# Set task
Scan the data for "เลขท" and copy the lines it appears in.

# Information provided
---------------

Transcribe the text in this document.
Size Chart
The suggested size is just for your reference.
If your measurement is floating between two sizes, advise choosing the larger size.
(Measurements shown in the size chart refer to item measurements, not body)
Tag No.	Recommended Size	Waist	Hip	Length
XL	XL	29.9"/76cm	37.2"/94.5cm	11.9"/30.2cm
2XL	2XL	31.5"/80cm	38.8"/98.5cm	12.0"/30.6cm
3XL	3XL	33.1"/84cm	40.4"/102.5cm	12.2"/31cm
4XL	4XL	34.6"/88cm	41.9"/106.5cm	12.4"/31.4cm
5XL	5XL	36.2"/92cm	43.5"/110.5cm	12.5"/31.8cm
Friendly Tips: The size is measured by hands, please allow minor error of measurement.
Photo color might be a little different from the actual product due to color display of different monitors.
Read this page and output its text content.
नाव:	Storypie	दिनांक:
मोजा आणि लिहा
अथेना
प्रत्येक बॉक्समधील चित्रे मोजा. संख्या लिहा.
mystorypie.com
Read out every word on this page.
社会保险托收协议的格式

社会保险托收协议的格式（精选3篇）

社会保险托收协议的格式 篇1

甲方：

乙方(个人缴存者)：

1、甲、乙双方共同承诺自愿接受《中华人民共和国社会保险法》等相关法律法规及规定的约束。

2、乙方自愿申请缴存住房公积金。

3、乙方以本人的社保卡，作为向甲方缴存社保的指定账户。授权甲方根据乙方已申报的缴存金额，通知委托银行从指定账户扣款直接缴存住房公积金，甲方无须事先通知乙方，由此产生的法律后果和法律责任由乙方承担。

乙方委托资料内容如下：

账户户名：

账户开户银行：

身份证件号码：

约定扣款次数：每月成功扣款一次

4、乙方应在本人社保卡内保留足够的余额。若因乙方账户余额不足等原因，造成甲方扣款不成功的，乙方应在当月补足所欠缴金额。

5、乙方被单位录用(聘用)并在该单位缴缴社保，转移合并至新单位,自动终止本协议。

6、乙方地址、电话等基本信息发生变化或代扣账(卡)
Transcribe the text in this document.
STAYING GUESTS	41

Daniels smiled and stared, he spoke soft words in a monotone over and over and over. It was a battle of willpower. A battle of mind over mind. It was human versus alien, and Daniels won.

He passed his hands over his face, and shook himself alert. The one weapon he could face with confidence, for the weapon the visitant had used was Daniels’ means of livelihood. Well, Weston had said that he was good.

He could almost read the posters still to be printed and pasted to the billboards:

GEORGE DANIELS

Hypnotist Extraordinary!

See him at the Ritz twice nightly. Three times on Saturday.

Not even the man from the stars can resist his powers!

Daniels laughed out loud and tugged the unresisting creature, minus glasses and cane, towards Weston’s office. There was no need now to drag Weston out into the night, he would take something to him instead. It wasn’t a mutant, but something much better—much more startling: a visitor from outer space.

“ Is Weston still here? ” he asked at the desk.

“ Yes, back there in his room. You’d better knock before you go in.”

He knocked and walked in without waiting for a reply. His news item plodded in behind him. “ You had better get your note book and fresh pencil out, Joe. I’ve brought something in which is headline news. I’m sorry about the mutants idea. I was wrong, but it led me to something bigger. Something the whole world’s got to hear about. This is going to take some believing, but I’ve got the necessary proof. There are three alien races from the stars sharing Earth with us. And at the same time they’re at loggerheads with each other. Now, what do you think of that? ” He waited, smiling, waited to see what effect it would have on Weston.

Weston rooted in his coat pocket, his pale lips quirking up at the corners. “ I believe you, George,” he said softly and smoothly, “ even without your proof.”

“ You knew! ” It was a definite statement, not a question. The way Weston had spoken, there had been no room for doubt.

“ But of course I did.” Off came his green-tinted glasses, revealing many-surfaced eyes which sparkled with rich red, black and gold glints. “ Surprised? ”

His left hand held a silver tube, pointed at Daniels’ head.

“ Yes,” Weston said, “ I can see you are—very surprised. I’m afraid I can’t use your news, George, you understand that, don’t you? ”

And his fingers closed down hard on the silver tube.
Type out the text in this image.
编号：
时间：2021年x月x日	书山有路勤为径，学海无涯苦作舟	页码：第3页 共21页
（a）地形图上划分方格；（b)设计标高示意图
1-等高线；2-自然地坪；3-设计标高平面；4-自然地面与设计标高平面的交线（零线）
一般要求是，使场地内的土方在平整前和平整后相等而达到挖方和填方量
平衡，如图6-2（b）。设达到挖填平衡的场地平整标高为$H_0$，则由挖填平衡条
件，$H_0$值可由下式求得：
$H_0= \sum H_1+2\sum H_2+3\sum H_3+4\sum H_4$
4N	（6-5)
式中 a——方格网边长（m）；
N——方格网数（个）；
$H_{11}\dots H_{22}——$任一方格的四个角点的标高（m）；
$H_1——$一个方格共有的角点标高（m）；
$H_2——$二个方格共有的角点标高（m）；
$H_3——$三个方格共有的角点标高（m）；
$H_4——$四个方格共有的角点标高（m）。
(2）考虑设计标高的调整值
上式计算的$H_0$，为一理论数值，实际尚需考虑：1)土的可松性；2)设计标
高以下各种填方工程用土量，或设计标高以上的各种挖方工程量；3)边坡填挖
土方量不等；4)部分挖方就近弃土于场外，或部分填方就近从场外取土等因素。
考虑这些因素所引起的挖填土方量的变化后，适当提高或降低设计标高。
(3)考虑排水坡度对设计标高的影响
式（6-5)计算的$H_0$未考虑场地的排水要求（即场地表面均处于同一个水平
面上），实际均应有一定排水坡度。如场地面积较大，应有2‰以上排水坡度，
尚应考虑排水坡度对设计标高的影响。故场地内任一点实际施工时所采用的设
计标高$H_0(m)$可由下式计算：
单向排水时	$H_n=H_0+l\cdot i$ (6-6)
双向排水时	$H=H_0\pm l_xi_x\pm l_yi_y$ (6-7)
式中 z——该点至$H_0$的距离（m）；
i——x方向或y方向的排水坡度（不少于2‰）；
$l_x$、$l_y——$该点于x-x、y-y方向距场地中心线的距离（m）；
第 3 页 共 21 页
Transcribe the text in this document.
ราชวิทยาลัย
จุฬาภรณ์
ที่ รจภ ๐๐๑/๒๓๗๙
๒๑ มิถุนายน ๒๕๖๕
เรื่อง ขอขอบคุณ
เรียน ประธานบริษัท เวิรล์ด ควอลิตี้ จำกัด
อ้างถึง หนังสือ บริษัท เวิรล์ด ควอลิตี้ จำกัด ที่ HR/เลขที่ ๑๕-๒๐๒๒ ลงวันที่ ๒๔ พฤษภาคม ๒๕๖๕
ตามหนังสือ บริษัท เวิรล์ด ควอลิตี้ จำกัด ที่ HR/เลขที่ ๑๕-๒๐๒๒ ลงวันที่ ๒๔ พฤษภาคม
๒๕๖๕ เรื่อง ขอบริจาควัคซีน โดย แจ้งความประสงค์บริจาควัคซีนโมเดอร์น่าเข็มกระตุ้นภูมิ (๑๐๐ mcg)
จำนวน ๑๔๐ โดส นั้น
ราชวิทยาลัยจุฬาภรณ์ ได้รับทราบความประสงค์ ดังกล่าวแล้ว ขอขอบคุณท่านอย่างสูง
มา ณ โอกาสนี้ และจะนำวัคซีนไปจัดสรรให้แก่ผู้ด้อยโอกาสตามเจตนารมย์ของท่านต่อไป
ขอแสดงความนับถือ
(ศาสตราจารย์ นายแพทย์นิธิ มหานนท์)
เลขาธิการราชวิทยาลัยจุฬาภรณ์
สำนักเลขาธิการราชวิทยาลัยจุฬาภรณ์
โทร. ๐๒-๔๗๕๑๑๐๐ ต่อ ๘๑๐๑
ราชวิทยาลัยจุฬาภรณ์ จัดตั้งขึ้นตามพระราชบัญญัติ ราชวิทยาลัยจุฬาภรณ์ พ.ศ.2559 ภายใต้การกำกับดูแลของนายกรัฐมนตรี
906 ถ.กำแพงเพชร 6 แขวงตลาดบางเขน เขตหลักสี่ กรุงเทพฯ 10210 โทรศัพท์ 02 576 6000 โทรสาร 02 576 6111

---------------

# Response to this task
อ้างถึง หนังสือ บริษัท เวิรล์ด ควอลิตี้ จำกัด ที่ HR/เลขที่ ๑๕-๒๐๒๒ ลงวันที่ ๒๔ พฤษภาคม ๒๕๖๕
ตามหนังสือ บริษัท เวิรล์ด ควอลิตี้ จำกัด ที่ HR/เลขที่ ๑๕-๒๐๒๒ ลงวันที่ ๒๔ พฤษภาคม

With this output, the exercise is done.